SHORT TASK → Reproduce every record below exactly as written, leaving out any pictures.

MATERIALS PROVIDED →
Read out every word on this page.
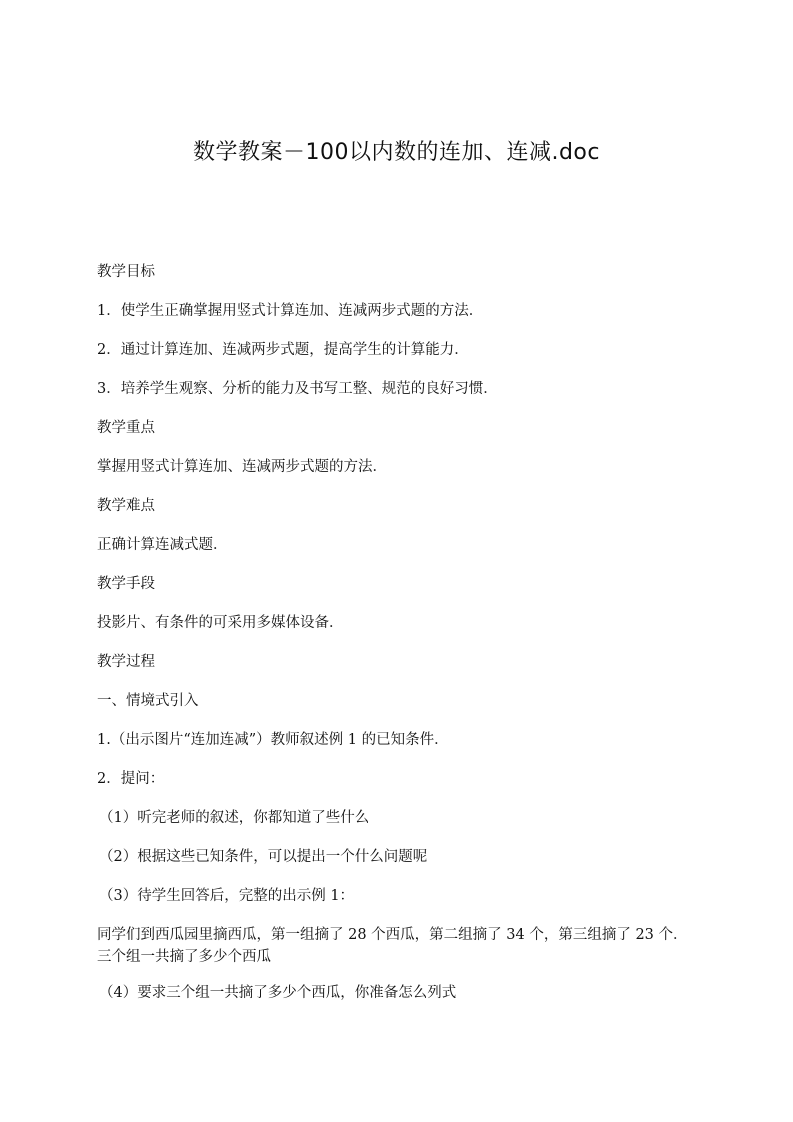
数学教案－100以内数的连加、连减.doc
教学目标
1．使学生正确掌握用竖式计算连加、连减两步式题的方法．
2．通过计算连加、连减两步式题，提高学生的计算能力．
3．培养学生观察、分析的能力及书写工整、规范的良好习惯．
教学重点
掌握用竖式计算连加、连减两步式题的方法．
教学难点
正确计算连减式题．
教学手段
投影片、有条件的可采用多媒体设备．
教学过程
一、情境式引入
1.（出示图片“连加连减”）教师叙述例 1 的已知条件．
2．提问：
（1）听完老师的叙述，你都知道了些什么
（2）根据这些已知条件，可以提出一个什么问题呢
（3）待学生回答后，完整的出示例 1：
同学们到西瓜园里摘西瓜，第一组摘了 28 个西瓜，第二组摘了 34 个，第三组摘了 23 个．三个组一共摘了多少个西瓜
（4）要求三个组一共摘了多少个西瓜，你准备怎么列式
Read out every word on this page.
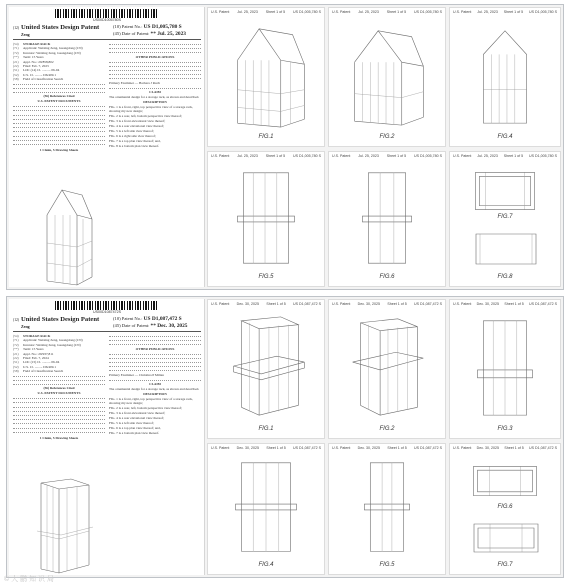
US00D1005780S
(12) United States Design Patent
Zeng
(10) Patent No.: US D1,005,780 S
(45) Date of Patent: ** Jul. 25, 2023
(54)	STORAGE RACK
(71)	Applicant: Weixing Zeng, Guangdong (CN)
(72)	Inventor: Weixing Zeng, Guangdong (CN)
(**)	Term: 15 Years
(21)	Appl. No.: 29/858,802
(22)	Filed: Feb. 7, 2023
(51)	LOC (14) Cl. .......... 06-04
(52)	U.S. Cl. ......... D6/409.1
(58)	Field of Classification Search

(56) References Cited

U.S. PATENT DOCUMENTS

1 Claim, 5 Drawing Sheets

OTHER PUBLICATIONS

Primary Examiner — Barbara J Ruch

CLAIM

The ornamental design for a storage rack, as shown and described.

DESCRIPTION

FIG. 1 is a front, right, top perspective view of a storage rack, showing my new design;

FIG. 2 is a rear, left, bottom perspective view thereof;

FIG. 3 is a front elevational view thereof;

FIG. 4 is a rear elevational view thereof;

FIG. 5 is a left side view thereof;

FIG. 6 is a right side view thereof;

FIG. 7 is a top plan view thereof; and,

FIG. 8 is a bottom plan view thereof.

U.S. Patent Jul. 25, 2023 Sheet 1 of 5 US D1,005,780 S
FIG.1
U.S. Patent Jul. 25, 2023 Sheet 1 of 5 US D1,005,780 S
FIG.2
U.S. Patent Jul. 25, 2023 Sheet 1 of 5 US D1,005,780 S
FIG.4
U.S. Patent Jul. 25, 2023 Sheet 1 of 5 US D1,005,780 S
FIG.5
U.S. Patent Jul. 25, 2023 Sheet 1 of 5 US D1,005,780 S
FIG.6
U.S. Patent Jul. 25, 2023 Sheet 1 of 5 US D1,005,780 S
FIG.7
FIG.8
US00D1087472S
(12) United States Design Patent
Zeng
(10) Patent No.: US D1,087,472 S
(45) Date of Patent: ** Dec. 30, 2025
(54)	STORAGE RACK
(71)	Applicant: Weixing Zeng, Guangdong (CN)
(72)	Inventor: Weixing Zeng, Guangdong (CN)
(**)	Term: 15 Years
(21)	Appl. No.: 29/937,811
(22)	Filed: Feb. 7, 2024
(51)	LOC (15) Cl. .......... 06-04
(52)	U.S. Cl. ......... D6/409.1
(58)	Field of Classification Search

(56) References Cited

U.S. PATENT DOCUMENTS

1 Claim, 5 Drawing Sheets

OTHER PUBLICATIONS

Primary Examiner — Christina P Milian

CLAIM

The ornamental design for a storage rack, as shown and described.

DESCRIPTION

FIG. 1 is a front, right, top perspective view of a storage rack, showing my new design;

FIG. 2 is a rear, left, bottom perspective view thereof;

FIG. 3 is a front elevational view thereof;

FIG. 4 is a rear elevational view thereof;

FIG. 5 is a left side view thereof;

FIG. 6 is a top plan view thereof; and,

FIG. 7 is a bottom plan view thereof.

U.S. Patent Dec. 30, 2025 Sheet 1 of 5 US D1,087,472 S
FIG.1
U.S. Patent Dec. 30, 2025 Sheet 1 of 5 US D1,087,472 S
FIG.2
U.S. Patent Dec. 30, 2025 Sheet 1 of 5 US D1,087,472 S
FIG.3
U.S. Patent Dec. 30, 2025 Sheet 1 of 5 US D1,087,472 S
FIG.4
U.S. Patent Dec. 30, 2025 Sheet 1 of 5 US D1,087,472 S
FIG.5
U.S. Patent Dec. 30, 2025 Sheet 1 of 5 US D1,087,472 S
FIG.6
FIG.7
© 大 鹏 知 识 局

EXERCISE ANSWER →
Read out every word on this page.
数学教案－100以内数的连加、连减.doc
教学目标
1．使学生正确掌握用竖式计算连加、连减两步式题的方法．
2．通过计算连加、连减两步式题，提高学生的计算能力．
3．培养学生观察、分析的能力及书写工整、规范的良好习惯．
教学重点
掌握用竖式计算连加、连减两步式题的方法．
教学难点
正确计算连减式题．
教学手段
投影片、有条件的可采用多媒体设备．
教学过程
一、情境式引入
1.（出示图片“连加连减”）教师叙述例 1 的已知条件．
2．提问：
（1）听完老师的叙述，你都知道了些什么
（2）根据这些已知条件，可以提出一个什么问题呢
（3）待学生回答后，完整的出示例 1：
同学们到西瓜园里摘西瓜，第一组摘了 28 个西瓜，第二组摘了 34 个，第三组摘了 23 个．三个组一共摘了多少个西瓜
（4）要求三个组一共摘了多少个西瓜，你准备怎么列式
Read out every word on this page.
US00D1005780S
(12) United States Design Patent
Zeng
(10) Patent No.: US D1,005,780 S
(45) Date of Patent: ** Jul. 25, 2023
(54)	STORAGE RACK
(71)	Applicant: Weixing Zeng, Guangdong (CN)
(72)	Inventor: Weixing Zeng, Guangdong (CN)
(**)	Term: 15 Years
(21)	Appl. No.: 29/858,802
(22)	Filed: Feb. 7, 2023
(51)	LOC (14) Cl. .......... 06-04
(52)	U.S. Cl. ......... D6/409.1
(58)	Field of Classification Search

(56) References Cited

U.S. PATENT DOCUMENTS

1 Claim, 5 Drawing Sheets

OTHER PUBLICATIONS

Primary Examiner — Barbara J Ruch

CLAIM

The ornamental design for a storage rack, as shown and described.

DESCRIPTION

FIG. 1 is a front, right, top perspective view of a storage rack, showing my new design;

FIG. 2 is a rear, left, bottom perspective view thereof;

FIG. 3 is a front elevational view thereof;

FIG. 4 is a rear elevational view thereof;

FIG. 5 is a left side view thereof;

FIG. 6 is a right side view thereof;

FIG. 7 is a top plan view thereof; and,

FIG. 8 is a bottom plan view thereof.

U.S. Patent Jul. 25, 2023 Sheet 1 of 5 US D1,005,780 S
FIG.1
U.S. Patent Jul. 25, 2023 Sheet 1 of 5 US D1,005,780 S
FIG.2
U.S. Patent Jul. 25, 2023 Sheet 1 of 5 US D1,005,780 S
FIG.4
U.S. Patent Jul. 25, 2023 Sheet 1 of 5 US D1,005,780 S
FIG.5
U.S. Patent Jul. 25, 2023 Sheet 1 of 5 US D1,005,780 S
FIG.6
U.S. Patent Jul. 25, 2023 Sheet 1 of 5 US D1,005,780 S
FIG.7
FIG.8
US00D1087472S
(12) United States Design Patent
Zeng
(10) Patent No.: US D1,087,472 S
(45) Date of Patent: ** Dec. 30, 2025
(54)	STORAGE RACK
(71)	Applicant: Weixing Zeng, Guangdong (CN)
(72)	Inventor: Weixing Zeng, Guangdong (CN)
(**)	Term: 15 Years
(21)	Appl. No.: 29/937,811
(22)	Filed: Feb. 7, 2024
(51)	LOC (15) Cl. .......... 06-04
(52)	U.S. Cl. ......... D6/409.1
(58)	Field of Classification Search

(56) References Cited

U.S. PATENT DOCUMENTS

1 Claim, 5 Drawing Sheets

OTHER PUBLICATIONS

Primary Examiner — Christina P Milian

CLAIM

The ornamental design for a storage rack, as shown and described.

DESCRIPTION

FIG. 1 is a front, right, top perspective view of a storage rack, showing my new design;

FIG. 2 is a rear, left, bottom perspective view thereof;

FIG. 3 is a front elevational view thereof;

FIG. 4 is a rear elevational view thereof;

FIG. 5 is a left side view thereof;

FIG. 6 is a top plan view thereof; and,

FIG. 7 is a bottom plan view thereof.

U.S. Patent Dec. 30, 2025 Sheet 1 of 5 US D1,087,472 S
FIG.1
U.S. Patent Dec. 30, 2025 Sheet 1 of 5 US D1,087,472 S
FIG.2
U.S. Patent Dec. 30, 2025 Sheet 1 of 5 US D1,087,472 S
FIG.3
U.S. Patent Dec. 30, 2025 Sheet 1 of 5 US D1,087,472 S
FIG.4
U.S. Patent Dec. 30, 2025 Sheet 1 of 5 US D1,087,472 S
FIG.5
U.S. Patent Dec. 30, 2025 Sheet 1 of 5 US D1,087,472 S
FIG.6
FIG.7
© 大 鹏 知 识 局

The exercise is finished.